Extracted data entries
'''
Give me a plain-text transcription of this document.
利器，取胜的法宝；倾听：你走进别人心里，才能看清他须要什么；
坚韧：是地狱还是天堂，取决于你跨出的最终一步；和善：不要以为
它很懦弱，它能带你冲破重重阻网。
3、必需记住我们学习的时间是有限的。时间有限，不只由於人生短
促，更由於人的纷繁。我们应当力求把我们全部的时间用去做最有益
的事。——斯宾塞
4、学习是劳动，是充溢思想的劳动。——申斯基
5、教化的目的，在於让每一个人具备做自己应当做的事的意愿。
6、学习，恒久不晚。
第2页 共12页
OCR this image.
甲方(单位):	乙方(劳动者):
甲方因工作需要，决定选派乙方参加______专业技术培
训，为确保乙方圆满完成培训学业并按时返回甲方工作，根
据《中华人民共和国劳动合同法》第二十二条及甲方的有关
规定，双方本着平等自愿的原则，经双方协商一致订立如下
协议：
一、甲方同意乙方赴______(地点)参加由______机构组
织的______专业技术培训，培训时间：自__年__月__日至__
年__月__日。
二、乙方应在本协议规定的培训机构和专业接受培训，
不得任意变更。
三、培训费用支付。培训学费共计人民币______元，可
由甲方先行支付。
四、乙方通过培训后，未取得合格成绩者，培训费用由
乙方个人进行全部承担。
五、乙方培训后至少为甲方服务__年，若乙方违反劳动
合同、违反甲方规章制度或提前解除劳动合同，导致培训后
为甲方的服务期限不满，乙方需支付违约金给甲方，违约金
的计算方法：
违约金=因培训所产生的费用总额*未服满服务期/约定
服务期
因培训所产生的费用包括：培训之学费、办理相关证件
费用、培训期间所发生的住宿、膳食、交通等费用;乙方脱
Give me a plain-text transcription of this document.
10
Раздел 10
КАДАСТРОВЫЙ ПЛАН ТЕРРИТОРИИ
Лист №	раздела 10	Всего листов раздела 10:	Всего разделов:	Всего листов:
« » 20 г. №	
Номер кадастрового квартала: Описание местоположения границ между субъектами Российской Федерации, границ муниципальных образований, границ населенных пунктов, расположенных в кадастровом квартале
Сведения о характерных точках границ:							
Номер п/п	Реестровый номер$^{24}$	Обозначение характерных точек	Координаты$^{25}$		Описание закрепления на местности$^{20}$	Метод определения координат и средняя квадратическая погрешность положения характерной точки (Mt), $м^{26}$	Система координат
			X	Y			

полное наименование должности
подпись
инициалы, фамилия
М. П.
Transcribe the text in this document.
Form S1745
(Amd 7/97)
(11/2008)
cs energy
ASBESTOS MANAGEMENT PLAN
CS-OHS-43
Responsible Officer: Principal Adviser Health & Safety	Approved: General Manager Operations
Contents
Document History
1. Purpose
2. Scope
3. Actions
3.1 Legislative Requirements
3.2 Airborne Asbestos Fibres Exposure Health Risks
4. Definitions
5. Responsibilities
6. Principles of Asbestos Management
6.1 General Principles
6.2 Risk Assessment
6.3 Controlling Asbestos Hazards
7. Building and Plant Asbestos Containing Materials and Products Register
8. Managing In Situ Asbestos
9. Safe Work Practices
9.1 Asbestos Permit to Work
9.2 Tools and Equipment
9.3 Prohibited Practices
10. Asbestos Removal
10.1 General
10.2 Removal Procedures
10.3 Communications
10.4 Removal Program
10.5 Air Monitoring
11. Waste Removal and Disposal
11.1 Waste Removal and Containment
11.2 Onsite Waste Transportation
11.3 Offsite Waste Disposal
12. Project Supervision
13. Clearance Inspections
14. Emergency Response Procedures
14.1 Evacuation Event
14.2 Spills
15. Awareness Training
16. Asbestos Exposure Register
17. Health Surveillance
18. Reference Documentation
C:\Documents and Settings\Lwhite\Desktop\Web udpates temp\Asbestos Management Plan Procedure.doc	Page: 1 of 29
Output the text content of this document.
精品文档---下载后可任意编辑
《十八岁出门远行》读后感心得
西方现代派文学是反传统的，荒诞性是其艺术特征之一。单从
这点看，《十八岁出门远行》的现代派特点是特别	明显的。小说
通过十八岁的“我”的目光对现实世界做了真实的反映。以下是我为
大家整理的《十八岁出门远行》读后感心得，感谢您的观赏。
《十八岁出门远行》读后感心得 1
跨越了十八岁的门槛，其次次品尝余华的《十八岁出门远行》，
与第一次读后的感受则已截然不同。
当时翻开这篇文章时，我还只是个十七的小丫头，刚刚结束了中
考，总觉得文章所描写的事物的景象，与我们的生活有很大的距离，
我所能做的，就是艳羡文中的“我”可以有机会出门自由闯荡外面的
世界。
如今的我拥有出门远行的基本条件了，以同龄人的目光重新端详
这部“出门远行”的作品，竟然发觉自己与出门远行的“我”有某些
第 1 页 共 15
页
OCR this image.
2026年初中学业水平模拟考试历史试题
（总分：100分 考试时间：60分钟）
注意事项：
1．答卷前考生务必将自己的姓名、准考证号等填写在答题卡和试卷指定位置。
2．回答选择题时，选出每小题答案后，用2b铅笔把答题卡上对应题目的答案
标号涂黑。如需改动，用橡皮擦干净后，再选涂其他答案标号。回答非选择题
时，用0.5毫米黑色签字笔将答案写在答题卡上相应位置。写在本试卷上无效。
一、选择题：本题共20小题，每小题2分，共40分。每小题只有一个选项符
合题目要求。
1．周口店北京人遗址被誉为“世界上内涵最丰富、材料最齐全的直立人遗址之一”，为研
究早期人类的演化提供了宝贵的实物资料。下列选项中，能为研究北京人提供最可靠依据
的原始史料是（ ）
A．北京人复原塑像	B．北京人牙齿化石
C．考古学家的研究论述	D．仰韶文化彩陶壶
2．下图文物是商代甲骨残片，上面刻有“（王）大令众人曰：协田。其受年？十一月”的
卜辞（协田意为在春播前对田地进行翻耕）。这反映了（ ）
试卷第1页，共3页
'''
#### Set task
Check the data for the word "Описание" and pull out the lines that have it.

#### Solution to this exercise
Номер кадастрового квартала: Описание местоположения границ между субъектами Российской Федерации, границ муниципальных образований, границ населенных пунктов, расположенных в кадастровом квартале
Номер п/п	Реестровый номер$^{24}$	Обозначение характерных точек	Координаты$^{25}$		Описание закрепления на местности$^{20}$	Метод определения координат и средняя квадратическая погрешность положения характерной точки (Mt), $м^{26}$	Система координат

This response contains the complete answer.